= TEXT SECTION =
CONTACT:  Martha Castellon, Executive Director, Stanford University Program in English Language Learner Education, (650) 248-1177,

COMMENT:  Kenji Hakuta, Lee L. Jacks Professor of Education, Stanford University School of Education, (650) 723-5620,

Prof. Kenji Hakuta


STANFORD – Stanford University researchers today announced the launch of a national initiative to help English Language Learners (ELLs) meet the Common Core State Standards in language arts and mathematics, as well as the emerging frameworks in science education. The Carnegie Corporation of New York and the Bill & Melinda Gates Foundation are jointly funding the effort with a $2 million grant.  

The Stanford-led initiative will seed a national effort to map out and meet the growing academic language and content needs of ELLs as Common Core academic standards are implemented by schools and districts around the nation.  

“The Common Core and the National Academy framework for K-12 science are going to demand high levels of language from students and teachers alike,” said Principal Investigator Kenji Hakuta, co-chair of the national effort. “We owe all students, but especially English language learners, an instructional system that is tightly attuned to the language necessary to succeed in learning. Our current education tends to obscure the role of language, and our project will make the language that kids need to succeed academically much more visible so that it helps guide what goes on in the classroom.”

= DATA EXTRACT =
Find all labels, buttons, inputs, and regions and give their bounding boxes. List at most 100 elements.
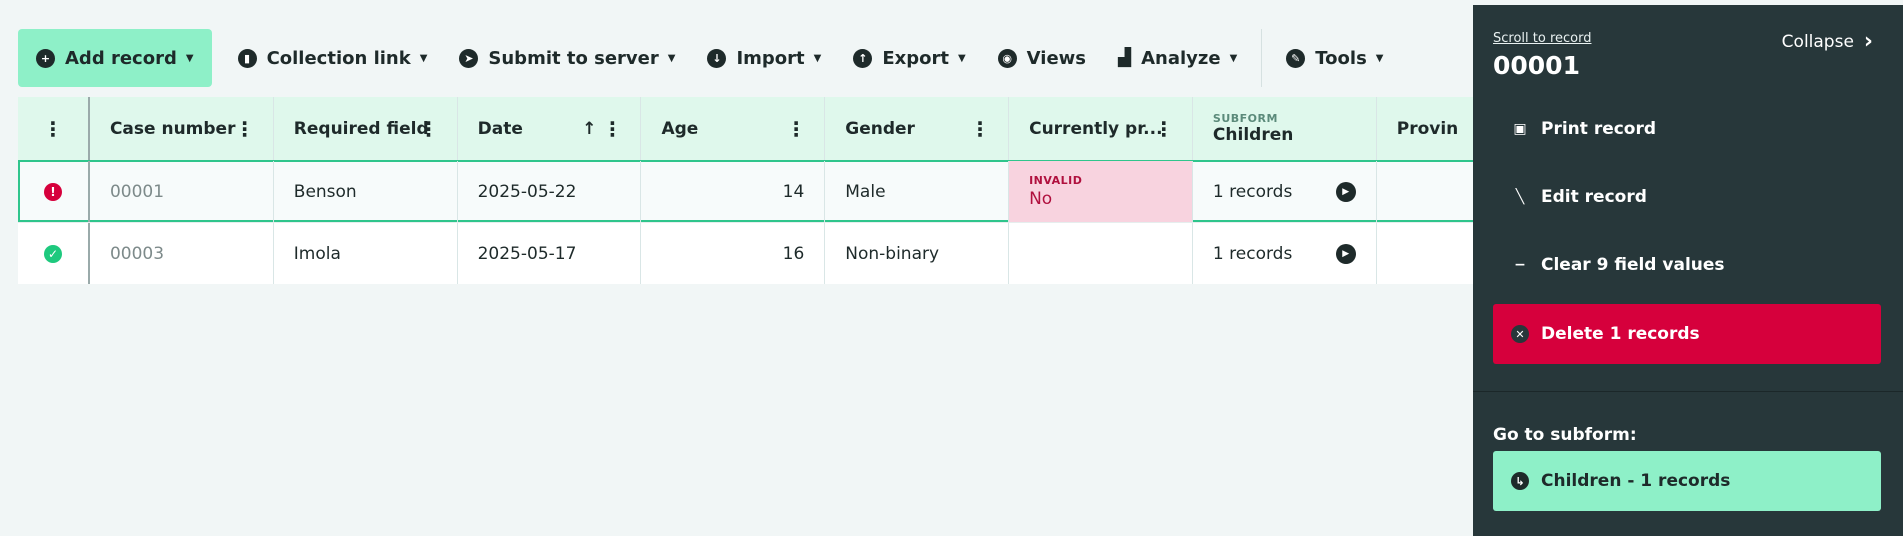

= REQUIRED WORK =
Write out word for word the passage of the Stanford announcement above, starting at "STANFORD – Stanford" and ending at "around the nation.".

= WRITTEN SOLUTION =
STANFORD – Stanford University researchers today announced the launch of a national initiative to help English Language Learners (ELLs) meet the Common Core State Standards in language arts and mathematics, as well as the emerging frameworks in science education. The Carnegie Corporation of New York and the Bill & Melinda Gates Foundation are jointly funding the effort with a $2 million grant.  

The Stanford-led initiative will seed a national effort to map out and meet the growing academic language and content needs of ELLs as Common Core academic standards are implemented by schools and districts around the nation.